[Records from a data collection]
====================

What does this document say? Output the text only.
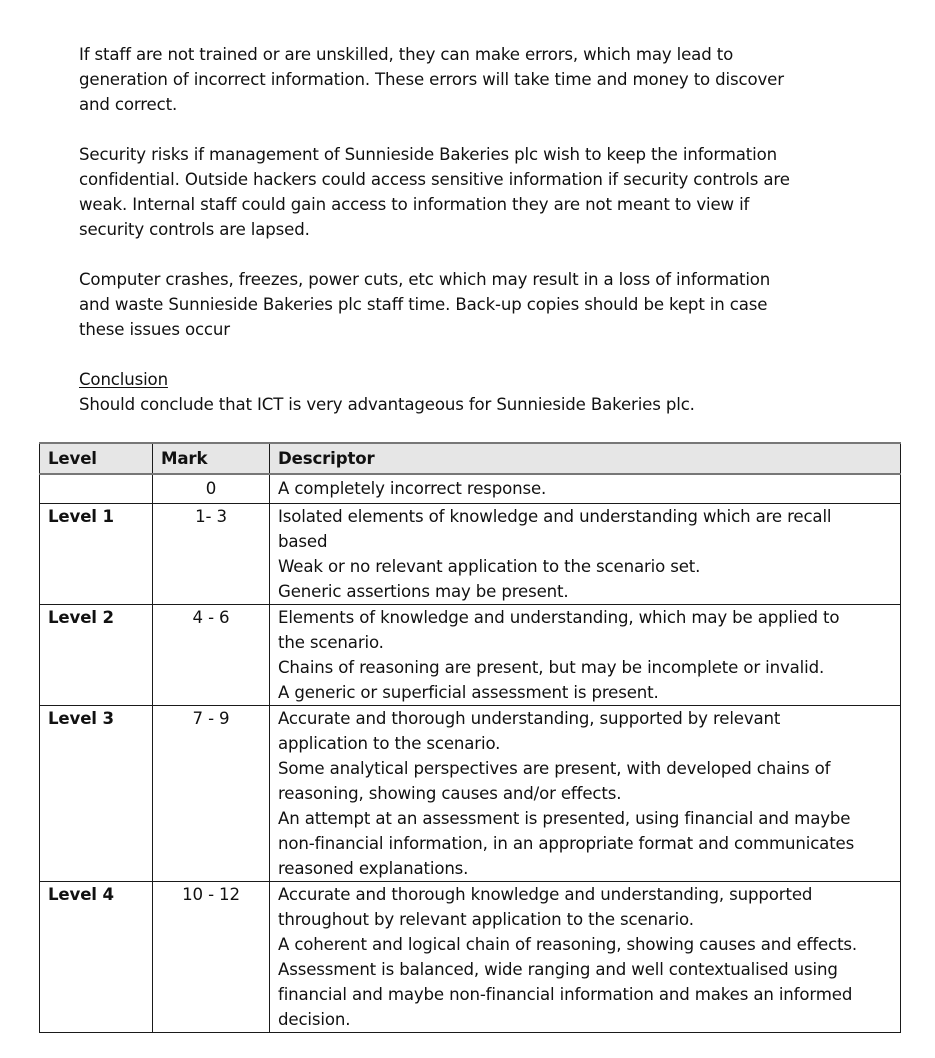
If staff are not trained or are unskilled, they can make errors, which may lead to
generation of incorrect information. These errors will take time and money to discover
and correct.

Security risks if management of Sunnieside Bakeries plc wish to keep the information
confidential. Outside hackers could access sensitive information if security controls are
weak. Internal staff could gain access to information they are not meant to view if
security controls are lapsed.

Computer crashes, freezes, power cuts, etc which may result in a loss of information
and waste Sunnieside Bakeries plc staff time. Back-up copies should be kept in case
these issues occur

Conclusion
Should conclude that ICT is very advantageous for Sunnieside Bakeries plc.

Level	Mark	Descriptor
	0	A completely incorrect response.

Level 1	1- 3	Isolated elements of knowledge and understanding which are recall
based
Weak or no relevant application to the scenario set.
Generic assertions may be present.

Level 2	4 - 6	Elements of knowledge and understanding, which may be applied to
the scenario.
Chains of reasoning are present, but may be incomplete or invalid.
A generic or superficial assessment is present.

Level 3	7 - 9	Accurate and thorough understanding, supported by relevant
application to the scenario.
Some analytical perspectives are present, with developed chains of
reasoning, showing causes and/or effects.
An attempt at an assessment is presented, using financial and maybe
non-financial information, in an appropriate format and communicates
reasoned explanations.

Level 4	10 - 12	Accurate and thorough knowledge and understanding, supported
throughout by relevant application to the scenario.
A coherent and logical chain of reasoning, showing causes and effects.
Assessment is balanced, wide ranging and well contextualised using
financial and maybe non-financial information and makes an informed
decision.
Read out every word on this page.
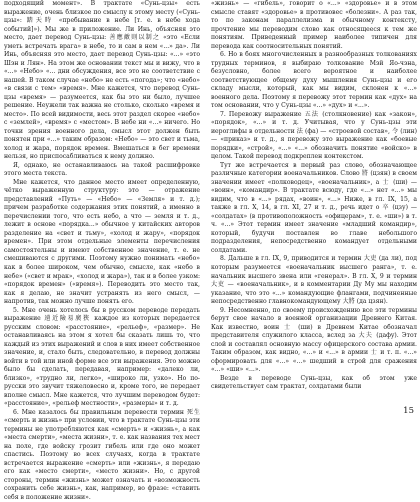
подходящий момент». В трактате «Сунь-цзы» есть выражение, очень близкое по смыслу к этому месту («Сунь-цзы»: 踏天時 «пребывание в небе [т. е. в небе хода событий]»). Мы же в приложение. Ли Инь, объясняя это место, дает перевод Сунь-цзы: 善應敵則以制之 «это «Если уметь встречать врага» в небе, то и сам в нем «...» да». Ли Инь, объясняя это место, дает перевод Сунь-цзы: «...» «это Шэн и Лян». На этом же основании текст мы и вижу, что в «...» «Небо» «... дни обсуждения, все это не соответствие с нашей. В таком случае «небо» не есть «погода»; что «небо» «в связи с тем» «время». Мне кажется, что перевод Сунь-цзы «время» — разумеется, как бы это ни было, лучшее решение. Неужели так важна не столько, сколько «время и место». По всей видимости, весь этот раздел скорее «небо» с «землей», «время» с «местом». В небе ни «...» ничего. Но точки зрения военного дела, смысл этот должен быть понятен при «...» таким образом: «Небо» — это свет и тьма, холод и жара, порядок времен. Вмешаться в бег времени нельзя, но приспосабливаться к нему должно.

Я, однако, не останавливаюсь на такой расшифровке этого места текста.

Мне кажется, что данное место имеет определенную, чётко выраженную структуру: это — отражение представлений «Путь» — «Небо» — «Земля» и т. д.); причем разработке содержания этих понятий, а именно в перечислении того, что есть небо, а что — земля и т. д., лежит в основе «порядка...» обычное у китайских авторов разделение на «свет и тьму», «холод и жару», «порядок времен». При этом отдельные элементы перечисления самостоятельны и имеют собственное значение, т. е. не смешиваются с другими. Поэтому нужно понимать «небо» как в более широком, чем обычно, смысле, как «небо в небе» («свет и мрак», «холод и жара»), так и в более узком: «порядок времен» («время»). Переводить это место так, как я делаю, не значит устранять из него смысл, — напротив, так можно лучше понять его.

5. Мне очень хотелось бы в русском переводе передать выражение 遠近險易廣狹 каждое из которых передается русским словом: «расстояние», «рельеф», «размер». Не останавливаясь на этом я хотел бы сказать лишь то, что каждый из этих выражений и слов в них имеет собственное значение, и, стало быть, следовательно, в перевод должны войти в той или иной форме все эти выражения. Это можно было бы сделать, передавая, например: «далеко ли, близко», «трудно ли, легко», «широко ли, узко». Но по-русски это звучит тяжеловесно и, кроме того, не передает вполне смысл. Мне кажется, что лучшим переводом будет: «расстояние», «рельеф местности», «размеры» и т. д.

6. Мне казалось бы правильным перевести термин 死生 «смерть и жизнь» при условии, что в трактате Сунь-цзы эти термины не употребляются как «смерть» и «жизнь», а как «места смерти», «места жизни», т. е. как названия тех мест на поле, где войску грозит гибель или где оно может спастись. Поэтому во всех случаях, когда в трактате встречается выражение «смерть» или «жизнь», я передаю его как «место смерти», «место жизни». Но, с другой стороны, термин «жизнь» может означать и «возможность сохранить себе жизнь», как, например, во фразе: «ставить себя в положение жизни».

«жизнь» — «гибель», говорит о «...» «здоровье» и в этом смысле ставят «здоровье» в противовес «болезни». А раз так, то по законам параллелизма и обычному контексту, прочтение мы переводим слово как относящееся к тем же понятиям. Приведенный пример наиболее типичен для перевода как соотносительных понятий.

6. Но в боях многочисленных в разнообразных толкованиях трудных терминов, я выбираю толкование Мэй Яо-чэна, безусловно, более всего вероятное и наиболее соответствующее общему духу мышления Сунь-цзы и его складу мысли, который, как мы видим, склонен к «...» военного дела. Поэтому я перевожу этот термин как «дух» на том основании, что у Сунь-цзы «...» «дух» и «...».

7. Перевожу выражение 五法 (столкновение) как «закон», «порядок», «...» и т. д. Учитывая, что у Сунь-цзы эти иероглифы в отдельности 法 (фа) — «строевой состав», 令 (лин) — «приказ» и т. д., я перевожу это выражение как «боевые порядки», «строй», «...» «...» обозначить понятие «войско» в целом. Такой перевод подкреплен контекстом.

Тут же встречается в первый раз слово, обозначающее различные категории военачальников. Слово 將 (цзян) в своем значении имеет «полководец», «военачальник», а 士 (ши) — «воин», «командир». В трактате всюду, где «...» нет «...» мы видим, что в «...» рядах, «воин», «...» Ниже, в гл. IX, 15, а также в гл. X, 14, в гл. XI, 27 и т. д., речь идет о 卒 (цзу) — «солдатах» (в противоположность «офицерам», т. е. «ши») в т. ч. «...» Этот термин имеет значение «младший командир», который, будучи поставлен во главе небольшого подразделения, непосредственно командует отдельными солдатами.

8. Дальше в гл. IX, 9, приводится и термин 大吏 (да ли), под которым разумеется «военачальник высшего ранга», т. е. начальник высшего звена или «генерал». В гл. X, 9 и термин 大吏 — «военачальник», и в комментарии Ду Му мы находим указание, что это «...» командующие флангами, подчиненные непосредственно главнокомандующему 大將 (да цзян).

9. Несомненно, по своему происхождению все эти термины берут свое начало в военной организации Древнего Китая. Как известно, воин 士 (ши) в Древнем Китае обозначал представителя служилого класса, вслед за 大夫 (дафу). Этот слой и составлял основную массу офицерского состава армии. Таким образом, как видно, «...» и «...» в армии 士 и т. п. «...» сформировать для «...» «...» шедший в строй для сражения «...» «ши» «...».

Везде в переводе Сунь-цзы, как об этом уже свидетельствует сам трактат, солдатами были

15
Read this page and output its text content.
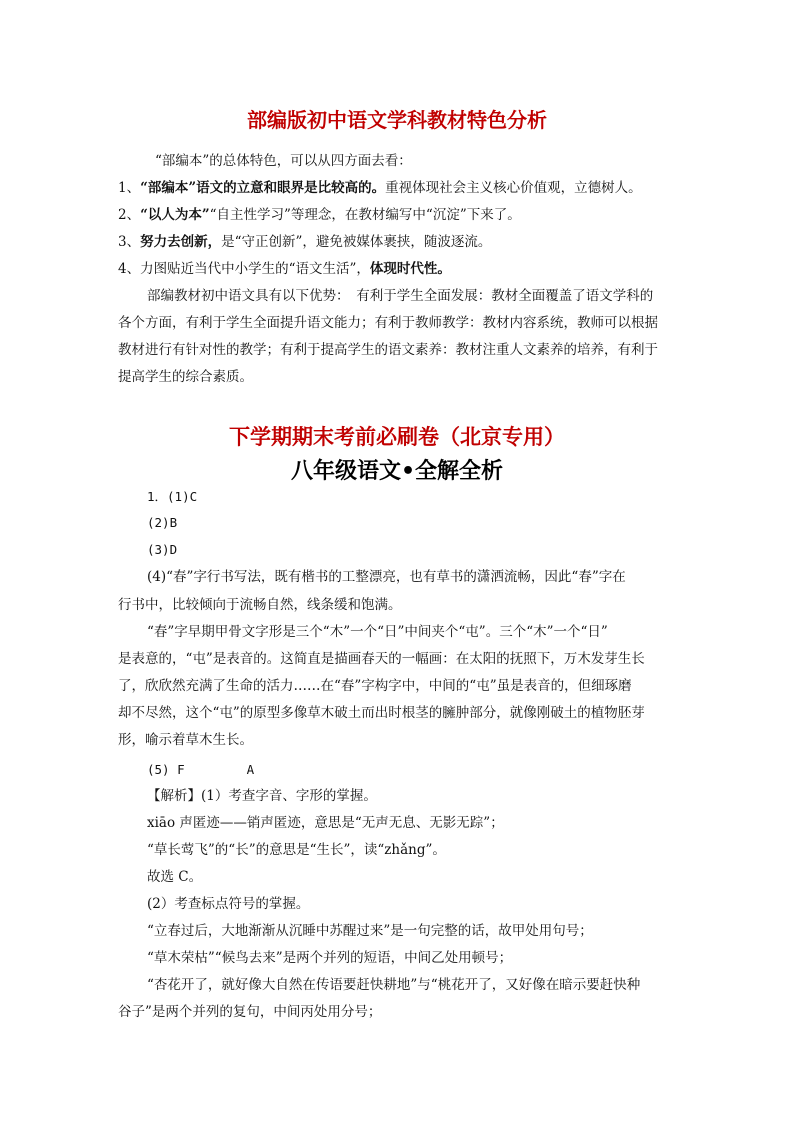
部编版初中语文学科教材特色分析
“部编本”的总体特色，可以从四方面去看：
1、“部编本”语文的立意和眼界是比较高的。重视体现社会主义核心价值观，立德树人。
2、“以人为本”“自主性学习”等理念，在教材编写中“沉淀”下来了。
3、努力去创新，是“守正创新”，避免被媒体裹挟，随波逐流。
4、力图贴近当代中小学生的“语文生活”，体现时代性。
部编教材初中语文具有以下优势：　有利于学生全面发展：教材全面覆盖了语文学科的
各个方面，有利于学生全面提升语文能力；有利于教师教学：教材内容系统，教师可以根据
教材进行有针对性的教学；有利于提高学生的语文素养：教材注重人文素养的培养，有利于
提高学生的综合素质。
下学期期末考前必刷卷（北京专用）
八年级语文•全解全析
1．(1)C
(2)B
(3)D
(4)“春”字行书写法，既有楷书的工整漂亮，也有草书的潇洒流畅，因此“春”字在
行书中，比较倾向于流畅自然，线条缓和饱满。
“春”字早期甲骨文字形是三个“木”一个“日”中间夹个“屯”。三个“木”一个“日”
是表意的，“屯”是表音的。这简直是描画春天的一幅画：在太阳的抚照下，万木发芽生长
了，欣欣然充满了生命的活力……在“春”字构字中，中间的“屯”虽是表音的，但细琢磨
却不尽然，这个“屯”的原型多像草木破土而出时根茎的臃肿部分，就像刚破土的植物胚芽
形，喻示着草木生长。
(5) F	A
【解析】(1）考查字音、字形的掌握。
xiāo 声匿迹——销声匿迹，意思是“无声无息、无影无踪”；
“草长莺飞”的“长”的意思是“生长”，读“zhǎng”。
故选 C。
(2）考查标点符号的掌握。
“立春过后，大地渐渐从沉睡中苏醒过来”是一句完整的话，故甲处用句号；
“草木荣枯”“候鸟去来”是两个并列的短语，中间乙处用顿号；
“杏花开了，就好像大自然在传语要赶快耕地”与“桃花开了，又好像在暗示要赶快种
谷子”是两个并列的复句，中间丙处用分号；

====================

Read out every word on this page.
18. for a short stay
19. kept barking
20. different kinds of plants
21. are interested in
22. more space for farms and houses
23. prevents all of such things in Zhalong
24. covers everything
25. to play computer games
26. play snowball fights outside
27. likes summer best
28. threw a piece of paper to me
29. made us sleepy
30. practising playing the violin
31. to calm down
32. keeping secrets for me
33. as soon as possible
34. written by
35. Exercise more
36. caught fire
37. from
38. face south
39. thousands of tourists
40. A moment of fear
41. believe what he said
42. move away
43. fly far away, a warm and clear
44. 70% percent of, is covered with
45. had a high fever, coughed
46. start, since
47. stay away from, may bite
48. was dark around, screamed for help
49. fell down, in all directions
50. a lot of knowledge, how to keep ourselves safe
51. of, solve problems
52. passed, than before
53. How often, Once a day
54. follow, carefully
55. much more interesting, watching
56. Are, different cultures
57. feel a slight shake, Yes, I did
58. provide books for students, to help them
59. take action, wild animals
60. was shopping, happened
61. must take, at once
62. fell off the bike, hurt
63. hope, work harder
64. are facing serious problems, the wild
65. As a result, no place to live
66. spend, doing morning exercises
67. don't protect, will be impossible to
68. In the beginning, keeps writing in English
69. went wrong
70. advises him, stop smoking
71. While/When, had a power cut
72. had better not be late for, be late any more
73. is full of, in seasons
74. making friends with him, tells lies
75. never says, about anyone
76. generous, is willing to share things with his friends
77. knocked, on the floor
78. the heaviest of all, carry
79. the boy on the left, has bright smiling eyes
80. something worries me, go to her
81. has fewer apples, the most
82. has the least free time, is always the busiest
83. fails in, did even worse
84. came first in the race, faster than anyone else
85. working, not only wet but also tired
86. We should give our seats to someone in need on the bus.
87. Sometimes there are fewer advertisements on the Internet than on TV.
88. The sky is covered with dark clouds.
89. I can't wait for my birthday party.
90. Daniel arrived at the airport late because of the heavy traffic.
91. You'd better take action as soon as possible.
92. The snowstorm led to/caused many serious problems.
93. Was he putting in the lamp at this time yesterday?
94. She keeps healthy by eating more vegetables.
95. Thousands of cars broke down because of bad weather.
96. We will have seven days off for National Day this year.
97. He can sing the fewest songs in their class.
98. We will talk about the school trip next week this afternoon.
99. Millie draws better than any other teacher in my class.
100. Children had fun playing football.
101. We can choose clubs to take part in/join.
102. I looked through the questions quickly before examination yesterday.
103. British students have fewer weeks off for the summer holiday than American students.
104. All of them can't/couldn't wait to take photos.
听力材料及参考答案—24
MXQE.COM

====================

--- PROBLEM REQUIREMENTS ---
In the records, locate each line holding the string "errors" and copy it.

--- SOLUTION FOR THIS EXERCISE ---
If staff are not trained or are unskilled, they can make errors, which may lead to
generation of incorrect information. These errors will take time and money to discover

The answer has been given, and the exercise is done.